What to do
Go through the listing below and gather every line with the word "Property".

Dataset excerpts
########################################

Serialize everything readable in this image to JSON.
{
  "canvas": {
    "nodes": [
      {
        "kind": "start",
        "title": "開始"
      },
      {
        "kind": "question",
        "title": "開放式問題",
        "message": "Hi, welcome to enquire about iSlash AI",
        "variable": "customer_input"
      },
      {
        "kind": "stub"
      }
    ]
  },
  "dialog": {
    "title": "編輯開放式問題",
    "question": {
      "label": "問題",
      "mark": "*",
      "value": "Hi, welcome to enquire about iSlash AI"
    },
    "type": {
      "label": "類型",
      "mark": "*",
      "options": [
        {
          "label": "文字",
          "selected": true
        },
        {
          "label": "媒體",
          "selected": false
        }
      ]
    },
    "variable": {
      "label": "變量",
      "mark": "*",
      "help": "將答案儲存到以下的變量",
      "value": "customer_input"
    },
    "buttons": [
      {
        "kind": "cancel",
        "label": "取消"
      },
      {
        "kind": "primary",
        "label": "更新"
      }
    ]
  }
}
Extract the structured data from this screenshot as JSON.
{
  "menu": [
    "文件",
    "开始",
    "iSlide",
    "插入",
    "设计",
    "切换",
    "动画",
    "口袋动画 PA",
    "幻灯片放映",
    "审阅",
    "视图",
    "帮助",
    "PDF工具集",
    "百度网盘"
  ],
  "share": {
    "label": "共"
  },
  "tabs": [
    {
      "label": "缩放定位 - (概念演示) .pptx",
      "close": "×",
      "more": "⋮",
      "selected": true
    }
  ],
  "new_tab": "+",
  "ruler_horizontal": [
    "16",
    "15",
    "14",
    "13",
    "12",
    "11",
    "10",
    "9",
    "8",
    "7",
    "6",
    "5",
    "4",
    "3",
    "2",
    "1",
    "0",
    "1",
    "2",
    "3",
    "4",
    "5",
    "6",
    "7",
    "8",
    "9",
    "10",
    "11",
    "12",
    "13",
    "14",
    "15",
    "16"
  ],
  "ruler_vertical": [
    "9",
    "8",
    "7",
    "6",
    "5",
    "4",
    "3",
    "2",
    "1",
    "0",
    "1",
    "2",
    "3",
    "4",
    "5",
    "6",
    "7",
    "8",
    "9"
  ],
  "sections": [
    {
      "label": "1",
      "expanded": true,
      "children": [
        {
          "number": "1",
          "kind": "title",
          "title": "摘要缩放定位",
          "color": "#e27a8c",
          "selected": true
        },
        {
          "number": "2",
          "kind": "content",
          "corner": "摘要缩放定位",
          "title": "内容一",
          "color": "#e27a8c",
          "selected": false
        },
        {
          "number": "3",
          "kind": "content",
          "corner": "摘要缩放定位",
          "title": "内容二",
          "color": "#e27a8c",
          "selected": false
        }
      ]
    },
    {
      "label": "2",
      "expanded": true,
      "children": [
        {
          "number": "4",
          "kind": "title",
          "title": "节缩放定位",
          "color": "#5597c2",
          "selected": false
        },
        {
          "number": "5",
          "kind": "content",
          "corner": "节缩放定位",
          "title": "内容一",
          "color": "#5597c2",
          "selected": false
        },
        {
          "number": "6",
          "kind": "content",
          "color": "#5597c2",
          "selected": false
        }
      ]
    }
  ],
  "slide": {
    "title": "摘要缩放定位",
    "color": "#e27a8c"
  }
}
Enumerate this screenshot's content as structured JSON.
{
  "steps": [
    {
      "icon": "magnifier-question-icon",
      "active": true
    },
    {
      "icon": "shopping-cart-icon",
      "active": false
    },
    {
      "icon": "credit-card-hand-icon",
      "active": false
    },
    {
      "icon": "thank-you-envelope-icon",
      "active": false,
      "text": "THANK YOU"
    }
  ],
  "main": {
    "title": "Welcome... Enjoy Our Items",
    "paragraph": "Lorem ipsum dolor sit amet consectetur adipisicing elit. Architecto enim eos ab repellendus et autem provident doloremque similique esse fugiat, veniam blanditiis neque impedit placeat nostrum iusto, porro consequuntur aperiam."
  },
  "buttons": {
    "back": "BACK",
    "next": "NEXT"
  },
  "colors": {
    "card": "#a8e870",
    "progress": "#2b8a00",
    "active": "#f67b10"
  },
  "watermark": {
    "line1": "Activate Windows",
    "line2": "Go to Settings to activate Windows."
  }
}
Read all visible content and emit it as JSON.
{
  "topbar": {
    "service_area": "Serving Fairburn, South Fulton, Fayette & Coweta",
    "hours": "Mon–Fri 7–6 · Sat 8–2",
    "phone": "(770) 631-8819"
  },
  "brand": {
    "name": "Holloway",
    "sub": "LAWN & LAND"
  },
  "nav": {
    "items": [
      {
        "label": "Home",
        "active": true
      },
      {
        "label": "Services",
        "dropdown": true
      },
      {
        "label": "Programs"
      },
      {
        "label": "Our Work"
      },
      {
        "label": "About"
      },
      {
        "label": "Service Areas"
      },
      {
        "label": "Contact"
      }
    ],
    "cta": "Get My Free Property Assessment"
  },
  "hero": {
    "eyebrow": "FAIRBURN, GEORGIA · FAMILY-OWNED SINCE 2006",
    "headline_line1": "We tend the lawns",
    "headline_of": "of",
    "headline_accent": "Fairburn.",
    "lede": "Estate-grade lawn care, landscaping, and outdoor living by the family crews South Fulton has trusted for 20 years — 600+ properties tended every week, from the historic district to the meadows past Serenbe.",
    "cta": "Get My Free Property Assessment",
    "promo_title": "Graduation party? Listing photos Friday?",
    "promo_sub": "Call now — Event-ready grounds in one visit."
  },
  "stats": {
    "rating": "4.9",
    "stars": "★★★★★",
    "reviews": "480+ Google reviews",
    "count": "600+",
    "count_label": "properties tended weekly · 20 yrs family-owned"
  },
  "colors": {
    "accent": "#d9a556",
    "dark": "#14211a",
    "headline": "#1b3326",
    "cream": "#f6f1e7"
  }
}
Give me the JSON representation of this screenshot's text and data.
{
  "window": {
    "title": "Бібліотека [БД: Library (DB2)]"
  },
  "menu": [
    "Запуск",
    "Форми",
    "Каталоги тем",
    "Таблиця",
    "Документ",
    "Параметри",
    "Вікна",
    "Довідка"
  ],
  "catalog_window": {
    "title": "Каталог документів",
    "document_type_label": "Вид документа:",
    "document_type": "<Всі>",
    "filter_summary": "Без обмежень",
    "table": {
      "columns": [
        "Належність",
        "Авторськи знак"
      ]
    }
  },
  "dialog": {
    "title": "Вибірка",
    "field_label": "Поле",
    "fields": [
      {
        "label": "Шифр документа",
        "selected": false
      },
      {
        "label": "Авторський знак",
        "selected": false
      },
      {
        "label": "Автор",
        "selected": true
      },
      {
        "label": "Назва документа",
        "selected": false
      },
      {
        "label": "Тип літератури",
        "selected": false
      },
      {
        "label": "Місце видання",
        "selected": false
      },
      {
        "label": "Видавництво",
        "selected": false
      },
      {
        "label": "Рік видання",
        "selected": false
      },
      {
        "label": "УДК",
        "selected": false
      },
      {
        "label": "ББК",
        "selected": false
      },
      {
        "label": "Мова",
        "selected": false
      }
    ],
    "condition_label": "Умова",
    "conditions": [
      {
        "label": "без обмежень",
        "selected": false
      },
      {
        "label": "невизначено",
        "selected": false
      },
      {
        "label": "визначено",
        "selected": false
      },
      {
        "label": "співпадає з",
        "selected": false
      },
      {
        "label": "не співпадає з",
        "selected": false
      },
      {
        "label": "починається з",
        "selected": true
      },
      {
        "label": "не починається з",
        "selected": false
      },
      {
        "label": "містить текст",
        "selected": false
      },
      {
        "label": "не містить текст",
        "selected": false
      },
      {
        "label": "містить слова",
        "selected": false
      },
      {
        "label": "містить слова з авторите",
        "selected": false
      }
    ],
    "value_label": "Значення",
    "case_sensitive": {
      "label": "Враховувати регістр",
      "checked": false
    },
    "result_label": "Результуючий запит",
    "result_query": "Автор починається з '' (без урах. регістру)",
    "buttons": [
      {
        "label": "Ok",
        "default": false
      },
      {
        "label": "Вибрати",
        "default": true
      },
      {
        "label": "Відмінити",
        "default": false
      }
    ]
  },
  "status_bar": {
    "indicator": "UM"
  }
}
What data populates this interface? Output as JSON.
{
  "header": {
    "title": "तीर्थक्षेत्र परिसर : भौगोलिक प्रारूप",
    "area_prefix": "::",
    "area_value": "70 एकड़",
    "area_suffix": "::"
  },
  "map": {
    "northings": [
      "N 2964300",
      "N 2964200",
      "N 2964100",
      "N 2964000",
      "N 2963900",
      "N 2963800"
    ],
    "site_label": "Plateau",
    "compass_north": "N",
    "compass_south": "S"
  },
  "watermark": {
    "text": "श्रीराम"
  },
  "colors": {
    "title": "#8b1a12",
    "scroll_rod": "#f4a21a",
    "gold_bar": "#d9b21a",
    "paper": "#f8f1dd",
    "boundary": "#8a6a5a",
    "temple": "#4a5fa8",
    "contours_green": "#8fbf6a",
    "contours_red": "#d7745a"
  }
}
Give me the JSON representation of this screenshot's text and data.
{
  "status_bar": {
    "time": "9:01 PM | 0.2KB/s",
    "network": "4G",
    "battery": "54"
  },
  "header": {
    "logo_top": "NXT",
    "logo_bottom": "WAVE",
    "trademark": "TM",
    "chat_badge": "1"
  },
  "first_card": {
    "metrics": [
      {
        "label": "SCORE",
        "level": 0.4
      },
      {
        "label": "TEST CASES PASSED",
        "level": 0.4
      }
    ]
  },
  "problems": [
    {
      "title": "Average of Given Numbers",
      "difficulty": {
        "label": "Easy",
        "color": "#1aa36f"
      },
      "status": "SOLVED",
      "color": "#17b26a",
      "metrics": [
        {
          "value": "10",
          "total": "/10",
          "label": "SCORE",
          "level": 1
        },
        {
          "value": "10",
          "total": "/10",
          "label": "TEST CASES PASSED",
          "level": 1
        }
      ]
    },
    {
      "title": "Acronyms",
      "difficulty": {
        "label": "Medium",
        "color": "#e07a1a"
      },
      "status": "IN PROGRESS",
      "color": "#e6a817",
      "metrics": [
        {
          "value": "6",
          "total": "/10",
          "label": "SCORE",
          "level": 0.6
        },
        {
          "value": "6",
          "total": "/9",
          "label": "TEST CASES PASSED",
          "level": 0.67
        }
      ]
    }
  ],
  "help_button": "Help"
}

########################################

Reply
    "cta": "Get My Free Property Assessment"
    "cta": "Get My Free Property Assessment",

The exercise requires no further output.